Every line below is to be copied exactly, with the pictures left out.

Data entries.
-------

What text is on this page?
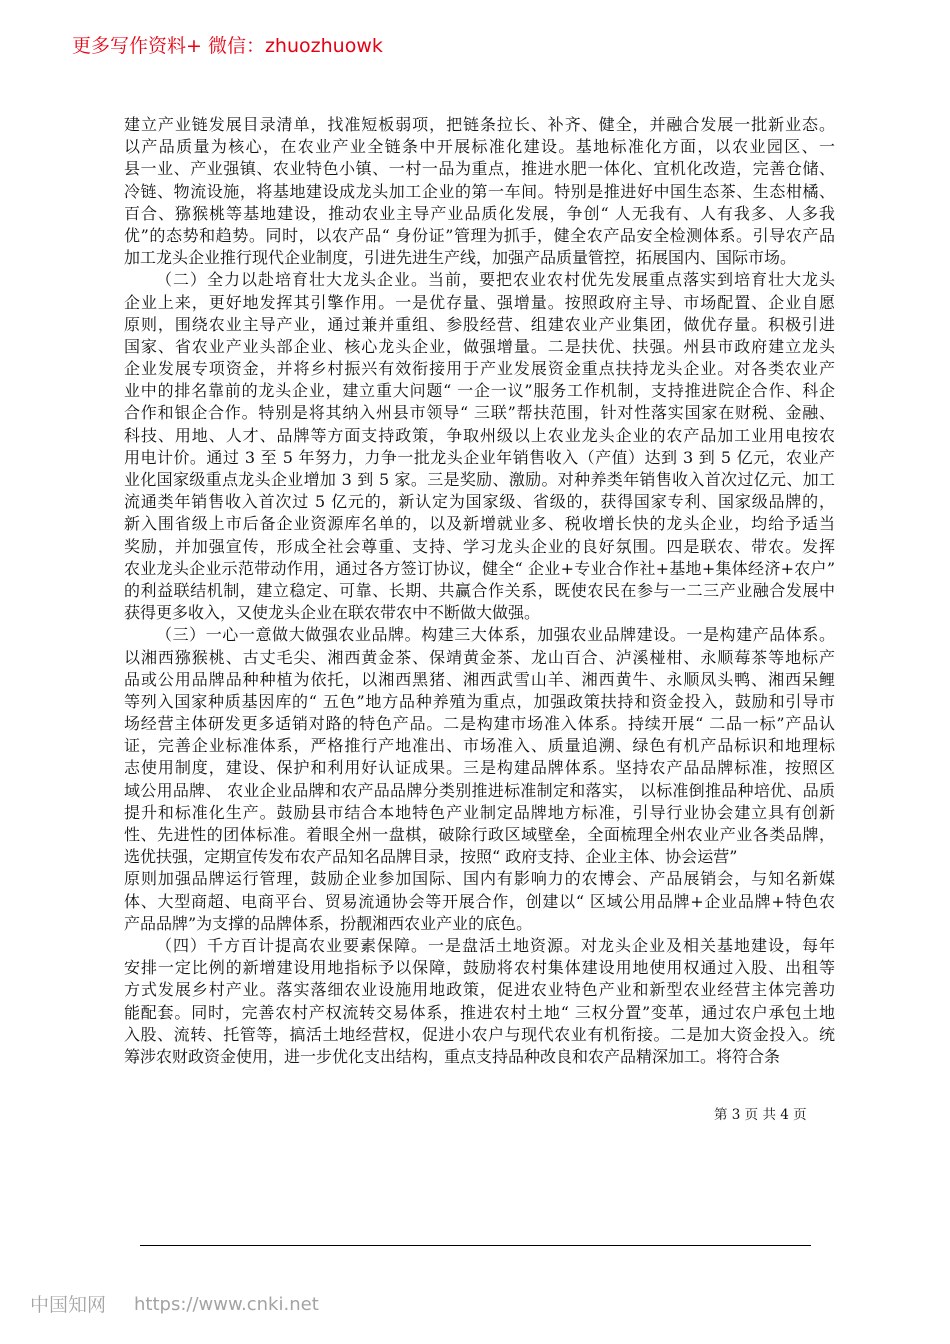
更多写作资料+ 微信：zhuozhuowk
建立产业链发展目录清单，找准短板弱项，把链条拉长、补齐、健全，并融合发展一批新业态。
以产品质量为核心，在农业产业全链条中开展标准化建设。基地标准化方面，以农业园区、一
县一业、产业强镇、农业特色小镇、一村一品为重点，推进水肥一体化、宜机化改造，完善仓储、
冷链、物流设施，将基地建设成龙头加工企业的第一车间。特别是推进好中国生态茶、生态柑橘、
百合、猕猴桃等基地建设，推动农业主导产业品质化发展，争创“ 人无我有、人有我多、人多我
优”的态势和趋势。同时，以农产品“ 身份证”管理为抓手，健全农产品安全检测体系。引导农产品
加工龙头企业推行现代企业制度，引进先进生产线，加强产品质量管控，拓展国内、国际市场。
（二）全力以赴培育壮大龙头企业。当前，要把农业农村优先发展重点落实到培育壮大龙头
企业上来，更好地发挥其引擎作用。一是优存量、强增量。按照政府主导、市场配置、企业自愿
原则，围绕农业主导产业，通过兼并重组、参股经营、组建农业产业集团，做优存量。积极引进
国家、省农业产业头部企业、核心龙头企业，做强增量。二是扶优、扶强。州县市政府建立龙头
企业发展专项资金，并将乡村振兴有效衔接用于产业发展资金重点扶持龙头企业。对各类农业产
业中的排名靠前的龙头企业，建立重大问题“ 一企一议”服务工作机制，支持推进院企合作、科企
合作和银企合作。特别是将其纳入州县市领导“ 三联”帮扶范围，针对性落实国家在财税、金融、
科技、用地、人才、品牌等方面支持政策，争取州级以上农业龙头企业的农产品加工业用电按农
用电计价。通过 3 至 5 年努力，力争一批龙头企业年销售收入（产值）达到 3 到 5 亿元，农业产
业化国家级重点龙头企业增加 3 到 5 家。三是奖励、激励。对种养类年销售收入首次过亿元、加工
流通类年销售收入首次过 5 亿元的，新认定为国家级、省级的，获得国家专利、国家级品牌的，
新入围省级上市后备企业资源库名单的，以及新增就业多、税收增长快的龙头企业，均给予适当
奖励，并加强宣传，形成全社会尊重、支持、学习龙头企业的良好氛围。四是联农、带农。发挥
农业龙头企业示范带动作用，通过各方签订协议，健全“ 企业+专业合作社+基地+集体经济+农户”
的利益联结机制，建立稳定、可靠、长期、共赢合作关系，既使农民在参与一二三产业融合发展中
获得更多收入，又使龙头企业在联农带农中不断做大做强。
（三）一心一意做大做强农业品牌。构建三大体系，加强农业品牌建设。一是构建产品体系。
以湘西猕猴桃、古丈毛尖、湘西黄金茶、保靖黄金茶、龙山百合、泸溪椪柑、永顺莓茶等地标产
品或公用品牌品种种植为依托，以湘西黑猪、湘西武雪山羊、湘西黄牛、永顺凤头鸭、湘西呆鲤
等列入国家种质基因库的“ 五色”地方品种养殖为重点，加强政策扶持和资金投入，鼓励和引导市
场经营主体研发更多适销对路的特色产品。二是构建市场准入体系。持续开展“ 二品一标”产品认
证，完善企业标准体系，严格推行产地准出、市场准入、质量追溯、绿色有机产品标识和地理标
志使用制度，建设、保护和利用好认证成果。三是构建品牌体系。坚持农产品品牌标准，按照区
域公用品牌、 农业企业品牌和农产品品牌分类别推进标准制定和落实， 以标准倒推品种培优、品质
提升和标准化生产。鼓励县市结合本地特色产业制定品牌地方标准，引导行业协会建立具有创新
性、先进性的团体标准。着眼全州一盘棋，破除行政区域壁垒，全面梳理全州农业产业各类品牌，
选优扶强，定期宣传发布农产品知名品牌目录，按照“ 政府支持、企业主体、协会运营”
原则加强品牌运行管理，鼓励企业参加国际、国内有影响力的农博会、产品展销会，与知名新媒
体、大型商超、电商平台、贸易流通协会等开展合作，创建以“ 区域公用品牌+企业品牌+特色农
产品品牌”为支撑的品牌体系，扮靓湘西农业产业的底色。
（四）千方百计提高农业要素保障。一是盘活土地资源。对龙头企业及相关基地建设，每年
安排一定比例的新增建设用地指标予以保障，鼓励将农村集体建设用地使用权通过入股、出租等
方式发展乡村产业。落实落细农业设施用地政策，促进农业特色产业和新型农业经营主体完善功
能配套。同时，完善农村产权流转交易体系，推进农村土地“ 三权分置”变革，通过农户承包土地
入股、流转、托管等，搞活土地经营权，促进小农户与现代农业有机衔接。二是加大资金投入。统
筹涉农财政资金使用，进一步优化支出结构，重点支持品种改良和农产品精深加工。将符合条
第 3 页 共 4 页
中国知网 https://www.cnki.net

-------

Solution to this task.
What text is on this page?
更多写作资料+ 微信：zhuozhuowk
建立产业链发展目录清单，找准短板弱项，把链条拉长、补齐、健全，并融合发展一批新业态。
以产品质量为核心，在农业产业全链条中开展标准化建设。基地标准化方面，以农业园区、一
县一业、产业强镇、农业特色小镇、一村一品为重点，推进水肥一体化、宜机化改造，完善仓储、
冷链、物流设施，将基地建设成龙头加工企业的第一车间。特别是推进好中国生态茶、生态柑橘、
百合、猕猴桃等基地建设，推动农业主导产业品质化发展，争创“ 人无我有、人有我多、人多我
优”的态势和趋势。同时，以农产品“ 身份证”管理为抓手，健全农产品安全检测体系。引导农产品
加工龙头企业推行现代企业制度，引进先进生产线，加强产品质量管控，拓展国内、国际市场。
（二）全力以赴培育壮大龙头企业。当前，要把农业农村优先发展重点落实到培育壮大龙头
企业上来，更好地发挥其引擎作用。一是优存量、强增量。按照政府主导、市场配置、企业自愿
原则，围绕农业主导产业，通过兼并重组、参股经营、组建农业产业集团，做优存量。积极引进
国家、省农业产业头部企业、核心龙头企业，做强增量。二是扶优、扶强。州县市政府建立龙头
企业发展专项资金，并将乡村振兴有效衔接用于产业发展资金重点扶持龙头企业。对各类农业产
业中的排名靠前的龙头企业，建立重大问题“ 一企一议”服务工作机制，支持推进院企合作、科企
合作和银企合作。特别是将其纳入州县市领导“ 三联”帮扶范围，针对性落实国家在财税、金融、
科技、用地、人才、品牌等方面支持政策，争取州级以上农业龙头企业的农产品加工业用电按农
用电计价。通过 3 至 5 年努力，力争一批龙头企业年销售收入（产值）达到 3 到 5 亿元，农业产
业化国家级重点龙头企业增加 3 到 5 家。三是奖励、激励。对种养类年销售收入首次过亿元、加工
流通类年销售收入首次过 5 亿元的，新认定为国家级、省级的，获得国家专利、国家级品牌的，
新入围省级上市后备企业资源库名单的，以及新增就业多、税收增长快的龙头企业，均给予适当
奖励，并加强宣传，形成全社会尊重、支持、学习龙头企业的良好氛围。四是联农、带农。发挥
农业龙头企业示范带动作用，通过各方签订协议，健全“ 企业+专业合作社+基地+集体经济+农户”
的利益联结机制，建立稳定、可靠、长期、共赢合作关系，既使农民在参与一二三产业融合发展中
获得更多收入，又使龙头企业在联农带农中不断做大做强。
（三）一心一意做大做强农业品牌。构建三大体系，加强农业品牌建设。一是构建产品体系。
以湘西猕猴桃、古丈毛尖、湘西黄金茶、保靖黄金茶、龙山百合、泸溪椪柑、永顺莓茶等地标产
品或公用品牌品种种植为依托，以湘西黑猪、湘西武雪山羊、湘西黄牛、永顺凤头鸭、湘西呆鲤
等列入国家种质基因库的“ 五色”地方品种养殖为重点，加强政策扶持和资金投入，鼓励和引导市
场经营主体研发更多适销对路的特色产品。二是构建市场准入体系。持续开展“ 二品一标”产品认
证，完善企业标准体系，严格推行产地准出、市场准入、质量追溯、绿色有机产品标识和地理标
志使用制度，建设、保护和利用好认证成果。三是构建品牌体系。坚持农产品品牌标准，按照区
域公用品牌、 农业企业品牌和农产品品牌分类别推进标准制定和落实， 以标准倒推品种培优、品质
提升和标准化生产。鼓励县市结合本地特色产业制定品牌地方标准，引导行业协会建立具有创新
性、先进性的团体标准。着眼全州一盘棋，破除行政区域壁垒，全面梳理全州农业产业各类品牌，
选优扶强，定期宣传发布农产品知名品牌目录，按照“ 政府支持、企业主体、协会运营”
原则加强品牌运行管理，鼓励企业参加国际、国内有影响力的农博会、产品展销会，与知名新媒
体、大型商超、电商平台、贸易流通协会等开展合作，创建以“ 区域公用品牌+企业品牌+特色农
产品品牌”为支撑的品牌体系，扮靓湘西农业产业的底色。
（四）千方百计提高农业要素保障。一是盘活土地资源。对龙头企业及相关基地建设，每年
安排一定比例的新增建设用地指标予以保障，鼓励将农村集体建设用地使用权通过入股、出租等
方式发展乡村产业。落实落细农业设施用地政策，促进农业特色产业和新型农业经营主体完善功
能配套。同时，完善农村产权流转交易体系，推进农村土地“ 三权分置”变革，通过农户承包土地
入股、流转、托管等，搞活土地经营权，促进小农户与现代农业有机衔接。二是加大资金投入。统
筹涉农财政资金使用，进一步优化支出结构，重点支持品种改良和农产品精深加工。将符合条
第 3 页 共 4 页
中国知网 https://www.cnki.net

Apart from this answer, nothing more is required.